- **Data provided**
::::

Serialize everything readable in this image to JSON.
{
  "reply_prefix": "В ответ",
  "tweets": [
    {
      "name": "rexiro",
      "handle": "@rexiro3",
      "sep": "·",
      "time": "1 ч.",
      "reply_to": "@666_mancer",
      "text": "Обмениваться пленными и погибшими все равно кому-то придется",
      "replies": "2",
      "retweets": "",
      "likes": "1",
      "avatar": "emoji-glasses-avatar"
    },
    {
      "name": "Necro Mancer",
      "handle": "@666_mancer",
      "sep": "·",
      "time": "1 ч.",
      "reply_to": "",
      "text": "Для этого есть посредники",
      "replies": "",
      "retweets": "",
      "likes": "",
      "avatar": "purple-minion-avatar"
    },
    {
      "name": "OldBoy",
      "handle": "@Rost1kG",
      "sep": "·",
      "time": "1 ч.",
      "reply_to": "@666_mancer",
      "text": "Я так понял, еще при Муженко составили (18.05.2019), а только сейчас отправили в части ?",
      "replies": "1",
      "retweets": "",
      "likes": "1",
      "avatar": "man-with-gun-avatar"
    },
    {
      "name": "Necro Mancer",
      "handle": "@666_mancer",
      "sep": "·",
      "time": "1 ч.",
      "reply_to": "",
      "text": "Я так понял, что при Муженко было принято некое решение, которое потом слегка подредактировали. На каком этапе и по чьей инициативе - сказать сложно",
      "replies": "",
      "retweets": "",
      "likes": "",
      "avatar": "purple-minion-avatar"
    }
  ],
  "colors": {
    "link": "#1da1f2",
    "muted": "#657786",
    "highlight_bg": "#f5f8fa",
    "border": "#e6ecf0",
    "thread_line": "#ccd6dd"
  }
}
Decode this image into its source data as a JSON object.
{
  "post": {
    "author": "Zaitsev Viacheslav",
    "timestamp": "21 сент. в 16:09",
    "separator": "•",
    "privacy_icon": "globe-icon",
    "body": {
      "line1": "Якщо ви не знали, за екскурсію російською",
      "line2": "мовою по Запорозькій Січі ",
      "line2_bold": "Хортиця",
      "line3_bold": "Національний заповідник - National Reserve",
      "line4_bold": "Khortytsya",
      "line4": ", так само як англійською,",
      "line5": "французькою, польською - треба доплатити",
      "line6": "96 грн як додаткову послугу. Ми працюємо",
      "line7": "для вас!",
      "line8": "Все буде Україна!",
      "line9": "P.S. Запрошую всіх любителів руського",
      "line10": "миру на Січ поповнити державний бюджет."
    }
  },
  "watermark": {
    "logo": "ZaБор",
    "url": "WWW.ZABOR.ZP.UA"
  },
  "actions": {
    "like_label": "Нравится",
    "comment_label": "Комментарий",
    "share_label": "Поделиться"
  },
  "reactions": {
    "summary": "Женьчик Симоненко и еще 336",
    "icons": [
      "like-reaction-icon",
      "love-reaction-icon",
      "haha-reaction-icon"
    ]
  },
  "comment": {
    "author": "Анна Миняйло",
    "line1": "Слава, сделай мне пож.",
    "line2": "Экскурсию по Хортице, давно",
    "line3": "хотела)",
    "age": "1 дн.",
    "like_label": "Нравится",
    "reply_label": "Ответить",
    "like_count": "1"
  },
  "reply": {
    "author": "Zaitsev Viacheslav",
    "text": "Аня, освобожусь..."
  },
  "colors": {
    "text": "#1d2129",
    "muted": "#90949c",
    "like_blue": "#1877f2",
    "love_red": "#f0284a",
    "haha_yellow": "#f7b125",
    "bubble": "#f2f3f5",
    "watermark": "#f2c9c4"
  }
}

::::

- **Exercise goal**
Go through the listing above and work out how many lines contain the string "handle". Reply with the number alone.

- **Written answer**
4